# Work to be completed
Among the entries below, find the lines with "rack" and copy them.

Start of Records provided

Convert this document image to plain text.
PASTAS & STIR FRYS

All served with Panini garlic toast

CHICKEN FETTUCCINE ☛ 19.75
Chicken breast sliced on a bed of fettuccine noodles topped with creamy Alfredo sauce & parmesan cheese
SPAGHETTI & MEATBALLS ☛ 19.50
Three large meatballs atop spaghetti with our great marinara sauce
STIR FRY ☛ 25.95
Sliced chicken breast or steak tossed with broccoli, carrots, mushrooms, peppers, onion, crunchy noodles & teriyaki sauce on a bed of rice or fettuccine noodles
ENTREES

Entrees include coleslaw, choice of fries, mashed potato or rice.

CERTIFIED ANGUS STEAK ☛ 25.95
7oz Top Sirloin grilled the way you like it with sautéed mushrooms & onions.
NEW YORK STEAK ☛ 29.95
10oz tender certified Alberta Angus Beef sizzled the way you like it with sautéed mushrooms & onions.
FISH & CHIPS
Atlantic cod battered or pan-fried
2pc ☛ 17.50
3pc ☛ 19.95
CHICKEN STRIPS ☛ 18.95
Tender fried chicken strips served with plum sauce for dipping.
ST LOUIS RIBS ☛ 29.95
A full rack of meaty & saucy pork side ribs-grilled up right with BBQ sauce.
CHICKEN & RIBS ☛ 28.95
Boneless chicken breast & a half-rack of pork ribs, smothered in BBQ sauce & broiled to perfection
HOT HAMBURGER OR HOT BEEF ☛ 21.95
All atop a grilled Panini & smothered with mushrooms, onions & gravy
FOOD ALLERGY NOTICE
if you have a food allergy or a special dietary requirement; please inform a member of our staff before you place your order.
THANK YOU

End of Records provided

# Answer to this task
A full rack of meaty & saucy pork side ribs-grilled up right with BBQ sauce.
Boneless chicken breast & a half-rack of pork ribs, smothered in BBQ sauce & broiled to perfection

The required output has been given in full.